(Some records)
--- begin ---
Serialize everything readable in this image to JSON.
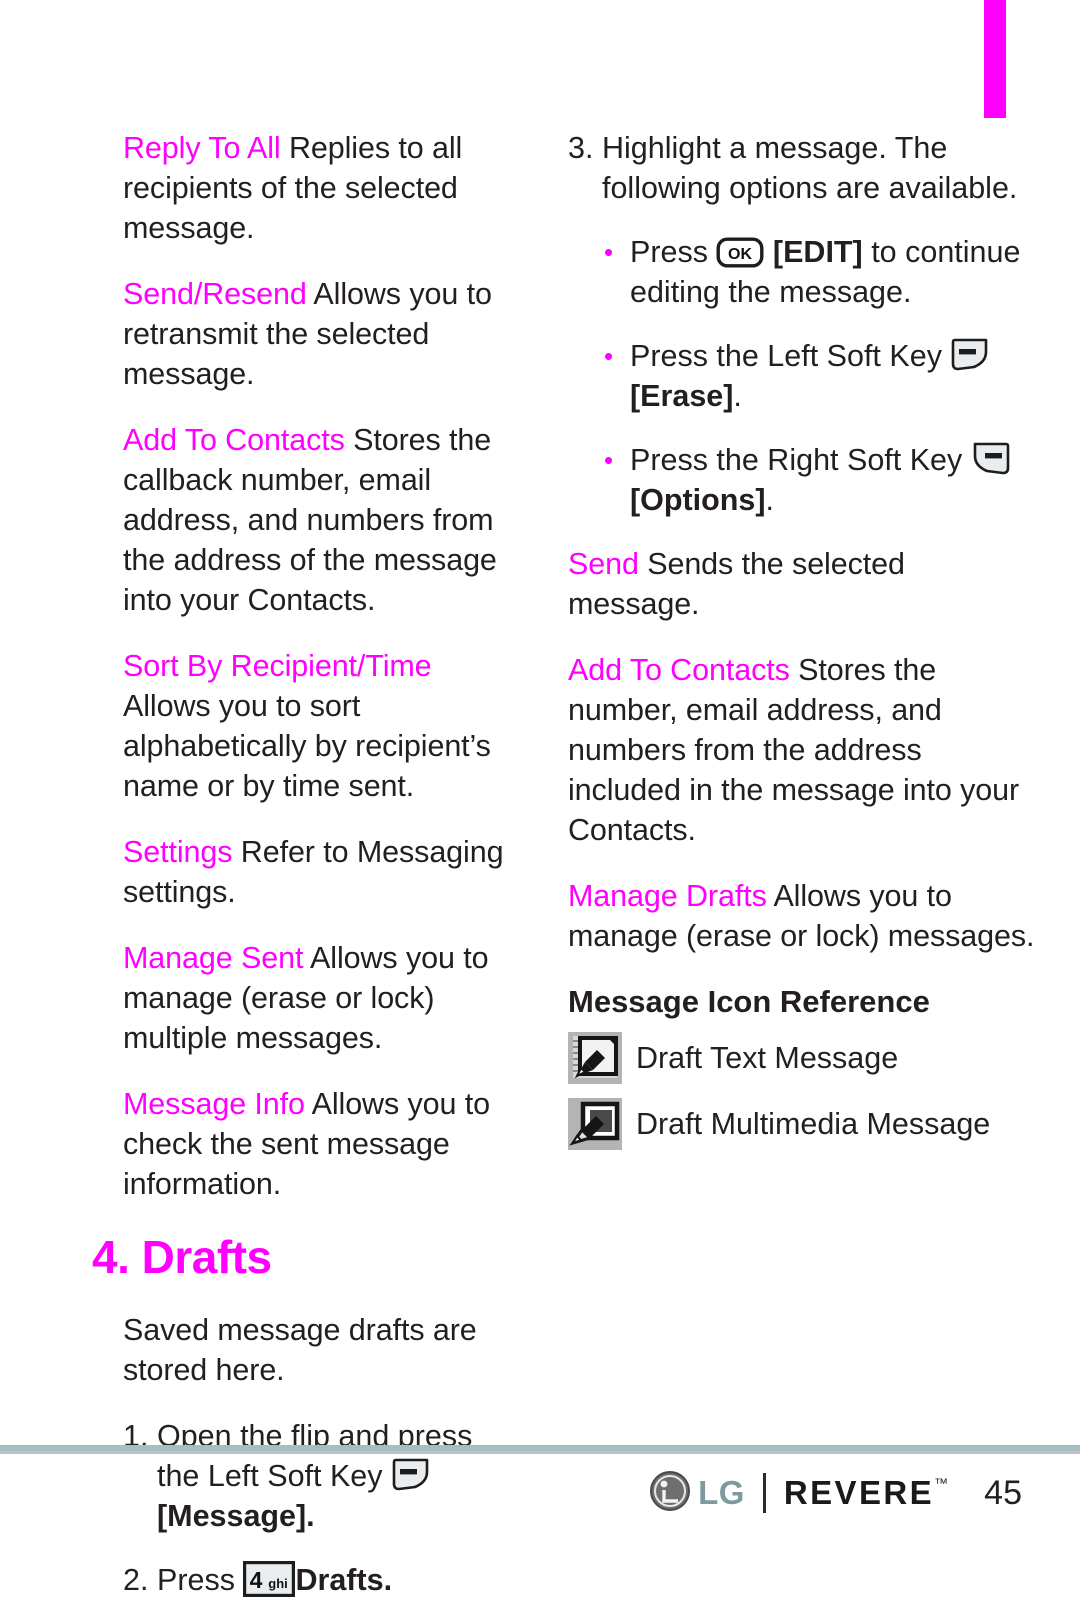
{
  "page": {
    "number": "45",
    "accent_color": "#ff00ff",
    "text_color": "#231f20",
    "rule_color": "#a6bdc2"
  },
  "section_tab": {
    "name": "messaging-section-tab",
    "color": "#ff00ff"
  },
  "left_column": {
    "entries": [
      {
        "term": "Reply To All",
        "desc": " Replies to all recipients of the selected message."
      },
      {
        "term": "Send/Resend",
        "desc": " Allows you to retransmit the selected message."
      },
      {
        "term": "Add To Contacts",
        "desc": " Stores the callback number, email address, and numbers from the address of the message into your Contacts."
      },
      {
        "term": "Sort By Recipient/Time",
        "desc": " Allows you to sort alphabetically by recipient’s name or by time sent."
      },
      {
        "term": "Settings",
        "desc": " Refer to Messaging settings."
      },
      {
        "term": "Manage Sent",
        "desc": " Allows you to manage (erase or lock) multiple messages."
      },
      {
        "term": "Message Info",
        "desc": " Allows you to check the sent message information."
      }
    ],
    "section_heading": "4. Drafts",
    "intro": "Saved message drafts are stored here.",
    "steps": [
      {
        "number": "1.",
        "text_before": "Open the flip and press the Left Soft Key ",
        "icon": "left-soft-key-icon",
        "text_after": "[Message].",
        "after_bold": true
      },
      {
        "number": "2.",
        "text_before": "Press ",
        "icon": "key-4-ghi-icon",
        "text_after": "Drafts.",
        "after_bold": true
      }
    ],
    "key_4_label": {
      "digit": "4",
      "letters": "ghi"
    }
  },
  "right_column": {
    "step": {
      "number": "3.",
      "text": "Highlight a message. The following options are available."
    },
    "bullets": [
      {
        "text_before": "Press ",
        "icon": "ok-key-icon",
        "icon_label": "OK",
        "text_bold": "[EDIT]",
        "text_after": " to continue editing the message."
      },
      {
        "text_before": "Press the Left Soft Key ",
        "icon": "left-soft-key-icon",
        "icon_label": "",
        "text_bold": "[Erase]",
        "text_after": "."
      },
      {
        "text_before": "Press the Right Soft Key ",
        "icon": "right-soft-key-icon",
        "icon_label": "",
        "text_bold": "[Options]",
        "text_after": "."
      }
    ],
    "entries": [
      {
        "term": "Send",
        "desc": "  Sends the selected message."
      },
      {
        "term": "Add To Contacts",
        "desc": "  Stores the number, email address, and numbers from the address included in the message into your Contacts."
      },
      {
        "term": "Manage Drafts",
        "desc": "  Allows you to manage (erase or lock) messages."
      }
    ],
    "icon_reference": {
      "heading": "Message Icon Reference",
      "rows": [
        {
          "icon": "draft-text-message-icon",
          "label": "Draft Text Message"
        },
        {
          "icon": "draft-multimedia-message-icon",
          "label": "Draft Multimedia Message"
        }
      ]
    }
  },
  "footer": {
    "brand": "LG",
    "product": "REVERE",
    "trademark": "™",
    "page_number": "45"
  }
}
--- end ---
Which lines above contain the word "your"? Copy each of them.

        "desc": " Stores the callback number, email address, and numbers from the address of the message into your Contacts."
        "desc": "  Stores the number, email address, and numbers from the address included in the message into your Contacts."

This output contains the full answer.